● **Task goal**:
Work through the data line by line, gathering every line that has the word "Item".

A run of records
****************

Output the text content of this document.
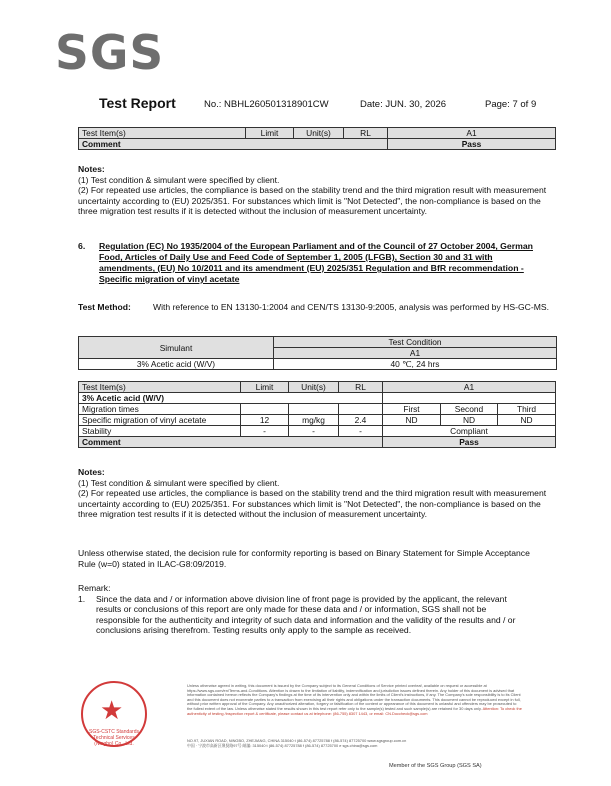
SGS
Test Report	No.: NBHL260501318901CW	Date: JUN. 30, 2026	Page: 7 of 9
Test Item(s)	Limit	Unit(s)	RL	A1
Comment				Pass
Notes:
(1) Test condition & simulant were specified by client.
(2) For repeated use articles, the compliance is based on the stability trend and the third migration result with measurement uncertainty according to (EU) 2025/351. For substances which limit is "Not Detected", the non-compliance is based on the three migration test results if it is detected without the inclusion of measurement uncertainty.
6. Regulation (EC) No 1935/2004 of the European Parliament and of the Council of 27 October 2004, German Food, Articles of Daily Use and Feed Code of September 1, 2005 (LFGB), Section 30 and 31 with amendments, (EU) No 10/2011 and its amendment (EU) 2025/351 Regulation and BfR recommendation - Specific migration of vinyl acetate
Test Method:	With reference to EN 13130-1:2004 and CEN/TS 13130-9:2005, analysis was performed by HS-GC-MS.
Simulant	Test Condition
	A1
3% Acetic acid (W/V)	40 ℃, 24 hrs
Test Item(s)	Limit	Unit(s)	RL	A1		
3% Acetic acid (W/V)						
Migration times				First	Second	Third
Specific migration of vinyl acetate	12	mg/kg	2.4	ND	ND	ND
Stability	-	-	-	Compliant		
Comment				Pass		
Notes:
(1) Test condition & simulant were specified by client.
(2) For repeated use articles, the compliance is based on the stability trend and the third migration result with measurement uncertainty according to (EU) 2025/351. For substances which limit is "Not Detected", the non-compliance is based on the three migration test results if it is detected without the inclusion of measurement uncertainty.
Unless otherwise stated, the decision rule for conformity reporting is based on Binary Statement for Simple Acceptance Rule (w=0) stated in ILAC-G8:09/2019.
Remark:
1. Since the data and / or information above division line of front page is provided by the applicant, the relevant results or conclusions of this report are only made for these data and / or information, SGS shall not be responsible for the authenticity and integrity of such data and information and the validity of the results and / or conclusions arising therefrom. Testing results only apply to the sample as received.
★
SGS-CSTC Standards Technical Services (Ningbo) Co., Ltd.
Unless otherwise agreed in writing, this document is issued by the Company subject to its General Conditions of Service printed overleaf, available on request or accessible at https://www.sgs.com/en/Terms-and-Conditions. Attention is drawn to the limitation of liability, indemnification and jurisdiction issues defined therein. Any holder of this document is advised that information contained hereon reflects the Company's findings at the time of its intervention only and within the limits of Client's instructions, if any. The Company's sole responsibility is to its Client and this document does not exonerate parties to a transaction from exercising all their rights and obligations under the transaction documents. This document cannot be reproduced except in full, without prior written approval of the Company. Any unauthorized alteration, forgery or falsification of the content or appearance of this document is unlawful and offenders may be prosecuted to the fullest extent of the law. Unless otherwise stated the results shown in this test report refer only to the sample(s) tested and such sample(s) are retained for 30 days only. Attention: To check the authenticity of testing /inspection report & certificate, please contact us at telephone: (86-755) 8307 1443, or email: CN.Doccheck@sgs.com
NO.97, JUXIAN ROAD, NINGBO, ZHEJIANG, CHINA 315040 t (86-574) 87725788 f (86-574) 87725700 www.sgsgroup.com.cn
中国 · 宁波市高新区聚贤路97号 邮编: 315040 t (86-574) 87725788 f (86-574) 87725700 e sgs.china@sgs.com
Member of the SGS Group (SGS SA)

****************

● **Exercise result**:
Test Item(s)	Limit	Unit(s)	RL	A1
Test Item(s)	Limit	Unit(s)	RL	A1		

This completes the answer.